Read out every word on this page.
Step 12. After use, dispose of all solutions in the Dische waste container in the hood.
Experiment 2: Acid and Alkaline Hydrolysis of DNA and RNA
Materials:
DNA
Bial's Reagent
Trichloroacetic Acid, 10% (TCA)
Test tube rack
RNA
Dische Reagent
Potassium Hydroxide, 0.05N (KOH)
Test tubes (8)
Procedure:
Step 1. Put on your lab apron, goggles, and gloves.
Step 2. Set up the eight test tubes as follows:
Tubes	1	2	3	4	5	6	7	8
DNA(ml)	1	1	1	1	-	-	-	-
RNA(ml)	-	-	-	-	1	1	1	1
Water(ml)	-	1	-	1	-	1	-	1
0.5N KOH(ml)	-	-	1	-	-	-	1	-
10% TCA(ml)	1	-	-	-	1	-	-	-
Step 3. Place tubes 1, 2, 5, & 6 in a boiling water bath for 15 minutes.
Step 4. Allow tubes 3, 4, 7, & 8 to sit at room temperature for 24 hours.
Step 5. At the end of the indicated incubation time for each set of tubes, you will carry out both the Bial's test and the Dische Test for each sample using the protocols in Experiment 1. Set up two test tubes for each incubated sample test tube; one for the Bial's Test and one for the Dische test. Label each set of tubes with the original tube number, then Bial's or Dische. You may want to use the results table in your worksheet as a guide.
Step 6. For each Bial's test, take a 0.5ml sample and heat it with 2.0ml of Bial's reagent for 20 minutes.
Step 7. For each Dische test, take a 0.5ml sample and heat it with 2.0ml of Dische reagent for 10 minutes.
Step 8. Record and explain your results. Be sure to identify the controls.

» Task description
Output the data above exactly, please, line for line.

» Response below
Read out every word on this page.
Step 12. After use, dispose of all solutions in the Dische waste container in the hood.
Experiment 2: Acid and Alkaline Hydrolysis of DNA and RNA
Materials:
DNA
Bial's Reagent
Trichloroacetic Acid, 10% (TCA)
Test tube rack
RNA
Dische Reagent
Potassium Hydroxide, 0.05N (KOH)
Test tubes (8)
Procedure:
Step 1. Put on your lab apron, goggles, and gloves.
Step 2. Set up the eight test tubes as follows:
Tubes	1	2	3	4	5	6	7	8
DNA(ml)	1	1	1	1	-	-	-	-
RNA(ml)	-	-	-	-	1	1	1	1
Water(ml)	-	1	-	1	-	1	-	1
0.5N KOH(ml)	-	-	1	-	-	-	1	-
10% TCA(ml)	1	-	-	-	1	-	-	-
Step 3. Place tubes 1, 2, 5, & 6 in a boiling water bath for 15 minutes.
Step 4. Allow tubes 3, 4, 7, & 8 to sit at room temperature for 24 hours.
Step 5. At the end of the indicated incubation time for each set of tubes, you will carry out both the Bial's test and the Dische Test for each sample using the protocols in Experiment 1. Set up two test tubes for each incubated sample test tube; one for the Bial's Test and one for the Dische test. Label each set of tubes with the original tube number, then Bial's or Dische. You may want to use the results table in your worksheet as a guide.
Step 6. For each Bial's test, take a 0.5ml sample and heat it with 2.0ml of Bial's reagent for 20 minutes.
Step 7. For each Dische test, take a 0.5ml sample and heat it with 2.0ml of Dische reagent for 10 minutes.
Step 8. Record and explain your results. Be sure to identify the controls.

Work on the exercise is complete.